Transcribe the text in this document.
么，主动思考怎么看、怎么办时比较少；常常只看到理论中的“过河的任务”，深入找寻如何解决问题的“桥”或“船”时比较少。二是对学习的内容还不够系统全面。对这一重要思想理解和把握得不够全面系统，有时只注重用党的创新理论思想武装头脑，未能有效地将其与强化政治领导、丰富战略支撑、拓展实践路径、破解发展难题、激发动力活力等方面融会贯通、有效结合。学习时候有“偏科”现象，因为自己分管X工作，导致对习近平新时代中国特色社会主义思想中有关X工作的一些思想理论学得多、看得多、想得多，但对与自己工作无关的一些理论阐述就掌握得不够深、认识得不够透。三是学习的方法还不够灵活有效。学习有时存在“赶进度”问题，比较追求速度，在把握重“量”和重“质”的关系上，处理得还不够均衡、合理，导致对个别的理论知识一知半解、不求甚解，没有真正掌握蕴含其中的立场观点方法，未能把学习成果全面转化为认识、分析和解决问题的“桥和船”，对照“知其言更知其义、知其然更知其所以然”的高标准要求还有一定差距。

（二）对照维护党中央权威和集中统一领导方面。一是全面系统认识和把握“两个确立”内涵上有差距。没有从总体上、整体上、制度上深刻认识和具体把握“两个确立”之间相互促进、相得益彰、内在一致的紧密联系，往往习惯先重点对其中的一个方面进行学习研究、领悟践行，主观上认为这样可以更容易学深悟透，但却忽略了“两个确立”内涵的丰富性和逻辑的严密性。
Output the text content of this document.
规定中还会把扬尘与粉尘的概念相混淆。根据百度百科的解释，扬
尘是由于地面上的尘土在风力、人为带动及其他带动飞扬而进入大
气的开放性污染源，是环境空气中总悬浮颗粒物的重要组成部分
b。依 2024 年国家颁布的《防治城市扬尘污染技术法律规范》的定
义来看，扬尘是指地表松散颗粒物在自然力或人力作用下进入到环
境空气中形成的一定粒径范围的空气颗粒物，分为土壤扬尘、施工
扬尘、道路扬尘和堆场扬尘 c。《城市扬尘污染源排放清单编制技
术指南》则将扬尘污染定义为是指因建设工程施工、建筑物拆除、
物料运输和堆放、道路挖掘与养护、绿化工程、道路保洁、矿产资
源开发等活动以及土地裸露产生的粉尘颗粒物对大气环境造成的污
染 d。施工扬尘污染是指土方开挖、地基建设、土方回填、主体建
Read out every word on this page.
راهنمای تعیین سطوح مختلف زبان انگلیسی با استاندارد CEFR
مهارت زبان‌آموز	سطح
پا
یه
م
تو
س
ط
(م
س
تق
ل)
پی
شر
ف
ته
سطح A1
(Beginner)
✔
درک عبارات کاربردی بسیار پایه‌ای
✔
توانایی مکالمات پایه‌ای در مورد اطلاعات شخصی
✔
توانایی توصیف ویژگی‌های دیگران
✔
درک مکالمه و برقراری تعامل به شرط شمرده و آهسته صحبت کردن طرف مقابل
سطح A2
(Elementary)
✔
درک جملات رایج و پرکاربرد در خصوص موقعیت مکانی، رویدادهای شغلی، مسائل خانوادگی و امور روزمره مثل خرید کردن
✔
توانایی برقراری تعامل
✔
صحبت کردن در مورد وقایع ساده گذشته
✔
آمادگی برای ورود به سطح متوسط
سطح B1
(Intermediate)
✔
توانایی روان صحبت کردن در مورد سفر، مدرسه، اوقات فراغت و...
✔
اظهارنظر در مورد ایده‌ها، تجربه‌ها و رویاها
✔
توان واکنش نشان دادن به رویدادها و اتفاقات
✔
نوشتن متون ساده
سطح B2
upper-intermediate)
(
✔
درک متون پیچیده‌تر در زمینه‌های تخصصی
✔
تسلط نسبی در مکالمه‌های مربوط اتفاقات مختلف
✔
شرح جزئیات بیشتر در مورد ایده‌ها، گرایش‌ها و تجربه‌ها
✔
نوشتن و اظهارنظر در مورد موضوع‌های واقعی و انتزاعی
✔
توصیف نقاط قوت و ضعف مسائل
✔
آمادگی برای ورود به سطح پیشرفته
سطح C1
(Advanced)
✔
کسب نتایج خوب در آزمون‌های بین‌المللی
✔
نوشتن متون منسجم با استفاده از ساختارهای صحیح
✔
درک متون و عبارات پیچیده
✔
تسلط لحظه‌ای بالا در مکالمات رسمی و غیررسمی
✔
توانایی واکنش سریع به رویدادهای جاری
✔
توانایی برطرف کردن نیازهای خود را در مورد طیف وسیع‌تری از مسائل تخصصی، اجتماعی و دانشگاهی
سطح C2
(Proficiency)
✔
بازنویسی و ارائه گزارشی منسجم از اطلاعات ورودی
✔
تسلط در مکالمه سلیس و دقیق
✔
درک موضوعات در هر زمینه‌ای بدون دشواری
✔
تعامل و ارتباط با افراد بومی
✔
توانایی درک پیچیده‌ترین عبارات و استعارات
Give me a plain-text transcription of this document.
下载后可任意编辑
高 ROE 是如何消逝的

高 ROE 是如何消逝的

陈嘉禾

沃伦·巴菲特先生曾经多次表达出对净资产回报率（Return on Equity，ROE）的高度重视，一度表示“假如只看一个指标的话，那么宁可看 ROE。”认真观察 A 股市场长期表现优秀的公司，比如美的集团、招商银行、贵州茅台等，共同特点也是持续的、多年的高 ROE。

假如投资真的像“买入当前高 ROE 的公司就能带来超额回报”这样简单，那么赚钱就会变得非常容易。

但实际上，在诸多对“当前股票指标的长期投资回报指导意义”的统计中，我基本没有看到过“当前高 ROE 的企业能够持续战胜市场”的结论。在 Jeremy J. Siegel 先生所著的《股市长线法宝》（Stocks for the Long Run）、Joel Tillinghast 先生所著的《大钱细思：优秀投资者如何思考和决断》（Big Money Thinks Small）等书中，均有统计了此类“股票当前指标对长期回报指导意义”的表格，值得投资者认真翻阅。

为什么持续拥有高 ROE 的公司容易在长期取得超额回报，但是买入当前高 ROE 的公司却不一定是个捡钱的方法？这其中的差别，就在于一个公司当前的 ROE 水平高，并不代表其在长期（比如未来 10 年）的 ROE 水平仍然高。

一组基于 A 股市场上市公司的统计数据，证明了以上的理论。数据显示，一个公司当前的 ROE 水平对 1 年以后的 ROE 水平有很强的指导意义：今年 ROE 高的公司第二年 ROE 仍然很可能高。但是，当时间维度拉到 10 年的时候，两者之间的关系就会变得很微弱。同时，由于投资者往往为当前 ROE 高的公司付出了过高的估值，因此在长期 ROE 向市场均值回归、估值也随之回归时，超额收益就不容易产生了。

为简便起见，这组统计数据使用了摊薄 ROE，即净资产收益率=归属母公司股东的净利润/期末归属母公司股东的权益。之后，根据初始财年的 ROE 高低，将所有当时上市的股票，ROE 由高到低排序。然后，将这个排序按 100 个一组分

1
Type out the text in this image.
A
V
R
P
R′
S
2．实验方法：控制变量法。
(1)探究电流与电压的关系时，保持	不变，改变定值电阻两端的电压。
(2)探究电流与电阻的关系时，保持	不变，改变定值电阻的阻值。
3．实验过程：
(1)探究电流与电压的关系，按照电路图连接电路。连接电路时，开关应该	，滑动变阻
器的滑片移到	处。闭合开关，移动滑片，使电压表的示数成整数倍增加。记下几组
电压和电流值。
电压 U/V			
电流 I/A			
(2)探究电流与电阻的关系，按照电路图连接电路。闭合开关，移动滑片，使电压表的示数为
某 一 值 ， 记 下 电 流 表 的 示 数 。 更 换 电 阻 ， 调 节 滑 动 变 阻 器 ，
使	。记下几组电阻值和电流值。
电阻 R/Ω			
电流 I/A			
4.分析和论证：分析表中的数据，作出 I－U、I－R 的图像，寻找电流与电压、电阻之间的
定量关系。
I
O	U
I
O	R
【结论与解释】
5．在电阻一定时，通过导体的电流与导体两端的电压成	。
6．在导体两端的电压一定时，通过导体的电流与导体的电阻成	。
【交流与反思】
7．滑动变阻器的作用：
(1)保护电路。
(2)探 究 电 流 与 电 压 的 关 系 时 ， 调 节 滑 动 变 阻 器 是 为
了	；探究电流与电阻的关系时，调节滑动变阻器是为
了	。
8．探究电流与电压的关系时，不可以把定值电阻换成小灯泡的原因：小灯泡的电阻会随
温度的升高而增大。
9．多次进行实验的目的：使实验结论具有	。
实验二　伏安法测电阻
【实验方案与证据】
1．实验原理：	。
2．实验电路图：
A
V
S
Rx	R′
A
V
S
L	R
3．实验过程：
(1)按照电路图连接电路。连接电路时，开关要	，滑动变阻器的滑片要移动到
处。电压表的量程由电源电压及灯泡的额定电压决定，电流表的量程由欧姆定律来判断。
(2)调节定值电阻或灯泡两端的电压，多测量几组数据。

---+---

* What you need to do
Copy every line of the data that holds the string "متون".

* Result of this task
نوشتن متون ساده
درک متون پیچیده‌تر در زمینه‌های تخصصی
نوشتن متون منسجم با استفاده از ساختارهای صحیح
درک متون و عبارات پیچیده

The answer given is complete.